▸ Data records:

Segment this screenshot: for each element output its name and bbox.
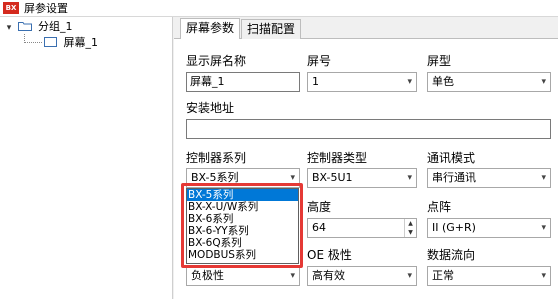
- chevron-down-icon: ▾: [290, 271, 295, 281]
- comm-mode-select[interactable]: 串行通讯 ▾: [427, 168, 551, 188]
- height-spinner[interactable]: 64 ▲ ▼: [307, 218, 417, 238]
- folder-icon: [17, 22, 32, 31]
- tree-connector: [24, 42, 42, 43]
- dot-matrix-select[interactable]: II (G+R) ▾: [427, 218, 551, 238]
- controller-type-select[interactable]: BX-5U1 ▾: [307, 168, 417, 188]
- dot-matrix-value: II (G+R): [432, 221, 476, 234]
- chevron-down-icon: ▾: [407, 173, 412, 183]
- comm-mode-label: 通讯模式: [427, 151, 476, 165]
- oe-polarity-value: 高有效: [312, 269, 345, 282]
- screen-type-label: 屏型: [427, 54, 452, 68]
- screen-number-label: 屏号: [307, 54, 332, 68]
- display-name-input[interactable]: 屏幕_1: [186, 72, 300, 92]
- data-flow-label: 数据流向: [427, 248, 476, 262]
- tree-screen-node[interactable]: 屏幕_1: [44, 35, 98, 50]
- chevron-down-icon: ▾: [541, 77, 546, 87]
- title-bar: BX 屏参设置: [0, 0, 558, 17]
- tab-screen-params[interactable]: 屏幕参数: [180, 18, 241, 39]
- chevron-down-icon: ▾: [541, 223, 546, 233]
- controller-type-label: 控制器类型: [307, 151, 368, 165]
- step-up-icon[interactable]: ▲: [405, 219, 416, 228]
- annotation-highlight-box: [181, 183, 303, 268]
- chevron-down-icon: ▾: [407, 271, 412, 281]
- app-logo-icon: BX: [3, 2, 19, 14]
- height-label: 高度: [307, 200, 332, 214]
- data-flow-value: 正常: [432, 269, 454, 282]
- screen-type-select[interactable]: 单色 ▾: [427, 72, 551, 92]
- install-address-label: 安装地址: [186, 101, 235, 115]
- chevron-down-icon: ▾: [407, 77, 412, 87]
- tree-screen-label: 屏幕_1: [63, 36, 99, 49]
- comm-mode-value: 串行通讯: [432, 171, 476, 184]
- data-flow-select[interactable]: 正常 ▾: [427, 266, 551, 286]
- screen-number-value: 1: [312, 75, 319, 88]
- window-title: 屏参设置: [24, 2, 68, 15]
- height-stepper[interactable]: ▲ ▼: [404, 219, 416, 237]
- step-down-icon[interactable]: ▼: [405, 228, 416, 237]
- data-polarity-select[interactable]: 负极性 ▾: [186, 266, 300, 286]
- chevron-down-icon: ▾: [541, 271, 546, 281]
- data-polarity-value: 负极性: [191, 269, 224, 282]
- oe-polarity-label: OE 极性: [307, 248, 352, 262]
- display-name-label: 显示屏名称: [186, 54, 247, 68]
- tab-bar: 屏幕参数 扫描配置: [174, 17, 558, 39]
- controller-type-value: BX-5U1: [312, 171, 353, 184]
- screen-icon: [44, 37, 57, 47]
- tab-scan-config[interactable]: 扫描配置: [241, 19, 302, 39]
- install-address-input[interactable]: [186, 119, 551, 139]
- screen-number-select[interactable]: 1 ▾: [307, 72, 417, 92]
- screen-tree-panel: ▾ 分组_1 屏幕_1: [0, 17, 173, 299]
- height-value: 64: [312, 221, 326, 234]
- oe-polarity-select[interactable]: 高有效 ▾: [307, 266, 417, 286]
- tree-group-node[interactable]: ▾ 分组_1: [4, 19, 73, 34]
- controller-series-label: 控制器系列: [186, 151, 247, 165]
- tree-group-label: 分组_1: [38, 20, 73, 33]
- chevron-down-icon: ▾: [541, 173, 546, 183]
- chevron-down-icon[interactable]: ▾: [4, 21, 14, 36]
- screen-type-value: 单色: [432, 75, 454, 88]
- dot-matrix-label: 点阵: [427, 200, 452, 214]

▸ Goal: Can you format all of the data above as a Markdown table with a Row column numbering each line and an Entry column holding the line itself? Skip blank lines, and leave the pictures out.

▸ The completed task:
| Row | Entry |
|---|---|
| 1 | Segment this screenshot: for each element output its name and bbox. |
| 2 | - chevron-down-icon: ▾: [290, 271, 295, 281] |
| 3 | - comm-mode-select[interactable]: 串行通讯 ▾: [427, 168, 551, 188] |
| 4 | - height-spinner[interactable]: 64 ▲ ▼: [307, 218, 417, 238] |
| 5 | - folder-icon: [17, 22, 32, 31] |
| 6 | - tree-connector: [24, 42, 42, 43] |
| 7 | - dot-matrix-select[interactable]: II (G+R) ▾: [427, 218, 551, 238] |
| 8 | - controller-type-select[interactable]: BX-5U1 ▾: [307, 168, 417, 188] |
| 9 | - dot-matrix-value: II (G+R): [432, 221, 476, 234] |
| 10 | - chevron-down-icon: ▾: [407, 173, 412, 183] |
| 11 | - comm-mode-label: 通讯模式: [427, 151, 476, 165] |
| 12 | - oe-polarity-value: 高有效: [312, 269, 345, 282] |
| 13 | - screen-type-label: 屏型: [427, 54, 452, 68] |
| 14 | - screen-number-label: 屏号: [307, 54, 332, 68] |
| 15 | - display-name-input[interactable]: 屏幕_1: [186, 72, 300, 92] |
| 16 | - data-flow-label: 数据流向: [427, 248, 476, 262] |
| 17 | - tree-screen-node[interactable]: 屏幕_1: [44, 35, 98, 50] |
| 18 | - chevron-down-icon: ▾: [541, 77, 546, 87] |
| 19 | - title-bar: BX 屏参设置: [0, 0, 558, 17] |
| 20 | - tab-screen-params[interactable]: 屏幕参数: [180, 18, 241, 39] |
| 21 | - chevron-down-icon: ▾: [541, 223, 546, 233] |
| 22 | - controller-type-label: 控制器类型: [307, 151, 368, 165] |
| 23 | - step-up-icon[interactable]: ▲: [405, 219, 416, 228] |
| 24 | - annotation-highlight-box: [181, 183, 303, 268] |
| 25 | - chevron-down-icon: ▾: [407, 271, 412, 281] |
| 26 | - app-logo-icon: BX: [3, 2, 19, 14] |
| 27 | - height-label: 高度: [307, 200, 332, 214] |
| 28 | - data-flow-value: 正常: [432, 269, 454, 282] |
| 29 | - screen-type-select[interactable]: 单色 ▾: [427, 72, 551, 92] |
| 30 | - install-address-label: 安装地址: [186, 101, 235, 115] |
| 31 | - chevron-down-icon: ▾: [407, 77, 412, 87] |
| 32 | - tree-screen-label: 屏幕_1: [63, 36, 99, 49] |
| 33 | - comm-mode-value: 串行通讯: [432, 171, 476, 184] |
| 34 | - data-flow-select[interactable]: 正常 ▾: [427, 266, 551, 286] |
| 35 | - screen-number-value: 1: [312, 75, 319, 88] |
| 36 | - window-title: 屏参设置: [24, 2, 68, 15] |
| 37 | - height-stepper[interactable]: ▲ ▼: [404, 219, 416, 237] |
| 38 | - step-down-icon[interactable]: ▼: [405, 228, 416, 237] |
| 39 | - data-polarity-select[interactable]: 负极性 ▾: [186, 266, 300, 286] |
| 40 | - chevron-down-icon: ▾: [541, 271, 546, 281] |
| 41 | - data-polarity-value: 负极性: [191, 269, 224, 282] |
| 42 | - oe-polarity-label: OE 极性: [307, 248, 352, 262] |
| 43 | - display-name-label: 显示屏名称: [186, 54, 247, 68] |
| 44 | - tab-bar: 屏幕参数 扫描配置: [174, 17, 558, 39] |
| 45 | - controller-type-value: BX-5U1: [312, 171, 353, 184] |
| 46 | - screen-icon: [44, 37, 57, 47] |
| 47 | - tab-scan-config[interactable]: 扫描配置: [241, 19, 302, 39] |
| 48 | - install-address-input[interactable]: [186, 119, 551, 139] |
| 49 | - screen-number-select[interactable]: 1 ▾: [307, 72, 417, 92] |
| 50 | - screen-tree-panel: ▾ 分组_1 屏幕_1: [0, 17, 173, 299] |
| 51 | - height-value: 64: [312, 221, 326, 234] |
| 52 | - oe-polarity-select[interactable]: 高有效 ▾: [307, 266, 417, 286] |
| 53 | - tree-group-node[interactable]: ▾ 分组_1: [4, 19, 73, 34] |
| 54 | - controller-series-label: 控制器系列: [186, 151, 247, 165] |
| 55 | - tree-group-label: 分组_1: [38, 20, 73, 33] |
| 56 | - chevron-down-icon: ▾: [541, 173, 546, 183] |
| 57 | - chevron-down-icon[interactable]: ▾: [4, 21, 14, 36] |
| 58 | - screen-type-value: 单色: [432, 75, 454, 88] |
| 59 | - dot-matrix-label: 点阵: [427, 200, 452, 214] |